Aim => What is the count of lines in the listing below that hold the string "Address"? Reply with that number alone.

Collected data
+===+
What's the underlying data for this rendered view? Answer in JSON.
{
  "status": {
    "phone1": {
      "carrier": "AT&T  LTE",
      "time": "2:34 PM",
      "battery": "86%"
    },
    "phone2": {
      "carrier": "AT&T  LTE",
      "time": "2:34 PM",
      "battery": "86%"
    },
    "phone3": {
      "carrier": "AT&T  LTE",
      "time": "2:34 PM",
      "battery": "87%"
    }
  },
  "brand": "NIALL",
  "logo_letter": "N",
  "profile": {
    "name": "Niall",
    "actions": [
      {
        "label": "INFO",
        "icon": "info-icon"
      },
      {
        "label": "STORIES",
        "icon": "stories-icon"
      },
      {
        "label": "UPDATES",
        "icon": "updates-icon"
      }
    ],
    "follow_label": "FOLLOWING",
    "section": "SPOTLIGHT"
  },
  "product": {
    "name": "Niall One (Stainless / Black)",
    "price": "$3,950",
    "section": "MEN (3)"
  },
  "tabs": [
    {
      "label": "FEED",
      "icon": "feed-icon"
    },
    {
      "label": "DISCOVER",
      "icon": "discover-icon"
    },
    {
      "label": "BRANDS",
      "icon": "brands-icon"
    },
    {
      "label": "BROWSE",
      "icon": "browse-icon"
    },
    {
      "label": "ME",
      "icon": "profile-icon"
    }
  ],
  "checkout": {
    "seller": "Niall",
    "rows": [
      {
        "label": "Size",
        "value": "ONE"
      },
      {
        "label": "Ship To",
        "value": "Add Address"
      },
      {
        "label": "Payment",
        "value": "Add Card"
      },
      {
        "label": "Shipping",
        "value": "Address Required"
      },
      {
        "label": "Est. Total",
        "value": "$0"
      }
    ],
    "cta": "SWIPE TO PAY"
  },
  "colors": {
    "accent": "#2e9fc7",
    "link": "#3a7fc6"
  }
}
+===+
Written response => 2